> [Records about charts and figures]
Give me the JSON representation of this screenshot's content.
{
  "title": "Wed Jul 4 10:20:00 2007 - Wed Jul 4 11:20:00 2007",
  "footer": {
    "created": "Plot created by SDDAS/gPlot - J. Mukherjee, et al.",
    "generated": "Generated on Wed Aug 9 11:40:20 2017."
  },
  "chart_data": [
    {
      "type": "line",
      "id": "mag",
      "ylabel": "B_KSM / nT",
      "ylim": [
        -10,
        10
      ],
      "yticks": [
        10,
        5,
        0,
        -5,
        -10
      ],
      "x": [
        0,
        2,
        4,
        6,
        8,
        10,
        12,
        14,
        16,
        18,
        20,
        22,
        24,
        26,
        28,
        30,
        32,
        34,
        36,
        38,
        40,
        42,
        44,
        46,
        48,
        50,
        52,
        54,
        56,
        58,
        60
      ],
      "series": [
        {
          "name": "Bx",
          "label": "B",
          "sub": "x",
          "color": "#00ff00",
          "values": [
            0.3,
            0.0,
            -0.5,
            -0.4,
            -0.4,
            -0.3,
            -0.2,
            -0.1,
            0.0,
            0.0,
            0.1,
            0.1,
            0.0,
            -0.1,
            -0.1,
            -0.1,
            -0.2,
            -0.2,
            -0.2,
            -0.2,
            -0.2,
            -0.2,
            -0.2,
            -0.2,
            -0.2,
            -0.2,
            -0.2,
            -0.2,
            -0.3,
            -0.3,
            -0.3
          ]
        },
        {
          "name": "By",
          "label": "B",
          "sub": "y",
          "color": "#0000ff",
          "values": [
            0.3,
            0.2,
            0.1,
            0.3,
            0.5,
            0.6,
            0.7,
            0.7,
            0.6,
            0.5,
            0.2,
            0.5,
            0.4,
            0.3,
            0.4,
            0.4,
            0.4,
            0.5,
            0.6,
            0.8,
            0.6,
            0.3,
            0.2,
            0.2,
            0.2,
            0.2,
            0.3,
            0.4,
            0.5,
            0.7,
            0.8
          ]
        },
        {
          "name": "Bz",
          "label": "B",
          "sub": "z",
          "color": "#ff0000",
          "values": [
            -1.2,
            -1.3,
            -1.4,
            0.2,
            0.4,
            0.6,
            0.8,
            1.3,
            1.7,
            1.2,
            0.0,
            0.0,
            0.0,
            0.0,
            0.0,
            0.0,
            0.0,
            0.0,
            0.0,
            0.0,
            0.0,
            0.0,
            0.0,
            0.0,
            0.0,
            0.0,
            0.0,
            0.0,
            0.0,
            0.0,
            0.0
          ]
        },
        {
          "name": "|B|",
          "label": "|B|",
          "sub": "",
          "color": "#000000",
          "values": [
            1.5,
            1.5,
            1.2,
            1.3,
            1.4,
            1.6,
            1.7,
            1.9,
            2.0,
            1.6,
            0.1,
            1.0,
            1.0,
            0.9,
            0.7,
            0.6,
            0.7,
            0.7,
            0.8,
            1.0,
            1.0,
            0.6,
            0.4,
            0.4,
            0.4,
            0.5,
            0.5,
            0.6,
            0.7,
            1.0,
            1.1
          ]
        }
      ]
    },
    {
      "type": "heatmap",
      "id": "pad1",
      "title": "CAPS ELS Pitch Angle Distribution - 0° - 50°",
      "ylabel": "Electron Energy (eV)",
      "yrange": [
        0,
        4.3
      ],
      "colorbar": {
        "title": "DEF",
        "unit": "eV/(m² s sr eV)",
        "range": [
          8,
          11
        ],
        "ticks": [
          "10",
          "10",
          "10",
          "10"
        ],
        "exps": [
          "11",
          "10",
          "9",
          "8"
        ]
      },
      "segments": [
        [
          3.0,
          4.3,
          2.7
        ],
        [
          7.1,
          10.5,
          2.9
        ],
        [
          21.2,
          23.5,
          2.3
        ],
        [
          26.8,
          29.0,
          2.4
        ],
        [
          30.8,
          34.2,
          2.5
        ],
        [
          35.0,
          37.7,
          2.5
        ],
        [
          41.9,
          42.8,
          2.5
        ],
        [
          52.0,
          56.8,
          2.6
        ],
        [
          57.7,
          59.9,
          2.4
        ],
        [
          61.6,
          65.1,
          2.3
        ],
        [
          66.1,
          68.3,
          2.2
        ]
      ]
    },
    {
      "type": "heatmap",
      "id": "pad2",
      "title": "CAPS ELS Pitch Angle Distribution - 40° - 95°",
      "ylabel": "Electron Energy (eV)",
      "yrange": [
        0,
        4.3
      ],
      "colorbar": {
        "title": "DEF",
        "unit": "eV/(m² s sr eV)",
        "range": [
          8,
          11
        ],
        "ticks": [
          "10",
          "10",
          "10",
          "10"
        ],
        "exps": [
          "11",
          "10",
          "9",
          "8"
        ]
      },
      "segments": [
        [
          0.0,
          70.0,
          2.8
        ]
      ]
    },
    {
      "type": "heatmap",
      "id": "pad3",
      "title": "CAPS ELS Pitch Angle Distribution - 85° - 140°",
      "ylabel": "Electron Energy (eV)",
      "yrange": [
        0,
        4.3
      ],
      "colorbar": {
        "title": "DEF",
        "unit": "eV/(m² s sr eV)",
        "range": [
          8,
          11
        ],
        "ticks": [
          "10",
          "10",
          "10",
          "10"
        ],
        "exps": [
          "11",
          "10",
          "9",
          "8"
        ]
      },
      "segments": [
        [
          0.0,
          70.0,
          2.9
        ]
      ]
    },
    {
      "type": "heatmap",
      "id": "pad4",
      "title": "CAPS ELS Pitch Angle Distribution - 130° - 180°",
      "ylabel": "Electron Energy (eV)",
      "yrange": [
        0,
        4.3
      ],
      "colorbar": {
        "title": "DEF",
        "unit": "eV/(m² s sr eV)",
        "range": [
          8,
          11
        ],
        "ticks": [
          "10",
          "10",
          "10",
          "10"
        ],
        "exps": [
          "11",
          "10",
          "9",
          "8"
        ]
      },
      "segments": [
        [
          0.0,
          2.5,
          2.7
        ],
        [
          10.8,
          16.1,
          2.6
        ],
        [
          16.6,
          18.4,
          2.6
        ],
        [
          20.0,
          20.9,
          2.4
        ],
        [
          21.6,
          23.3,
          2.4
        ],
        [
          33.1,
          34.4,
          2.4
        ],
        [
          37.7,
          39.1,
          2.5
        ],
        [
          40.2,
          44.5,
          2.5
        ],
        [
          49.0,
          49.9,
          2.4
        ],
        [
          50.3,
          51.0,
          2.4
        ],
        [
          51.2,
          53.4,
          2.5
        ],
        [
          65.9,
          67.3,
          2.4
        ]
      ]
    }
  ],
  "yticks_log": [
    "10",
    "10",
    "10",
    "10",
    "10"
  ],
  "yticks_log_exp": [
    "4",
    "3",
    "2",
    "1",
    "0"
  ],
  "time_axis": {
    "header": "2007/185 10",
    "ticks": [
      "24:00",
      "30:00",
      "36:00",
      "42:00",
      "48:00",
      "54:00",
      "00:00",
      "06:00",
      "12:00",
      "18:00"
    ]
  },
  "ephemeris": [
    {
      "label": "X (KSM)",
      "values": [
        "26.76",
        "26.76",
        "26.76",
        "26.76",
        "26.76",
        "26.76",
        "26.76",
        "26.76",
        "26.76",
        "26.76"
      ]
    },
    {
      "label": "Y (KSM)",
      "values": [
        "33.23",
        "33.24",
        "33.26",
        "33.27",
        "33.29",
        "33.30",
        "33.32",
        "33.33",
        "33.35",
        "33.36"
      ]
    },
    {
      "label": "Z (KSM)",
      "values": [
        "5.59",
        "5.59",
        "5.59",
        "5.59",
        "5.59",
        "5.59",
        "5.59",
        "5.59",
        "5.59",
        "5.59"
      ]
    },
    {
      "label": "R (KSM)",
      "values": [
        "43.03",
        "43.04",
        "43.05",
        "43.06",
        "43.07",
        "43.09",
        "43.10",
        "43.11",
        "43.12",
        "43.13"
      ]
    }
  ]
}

> [Exercise objective]
Your answer should be a single number: the count of lines holding the word "Angle".

> [Full answer]
4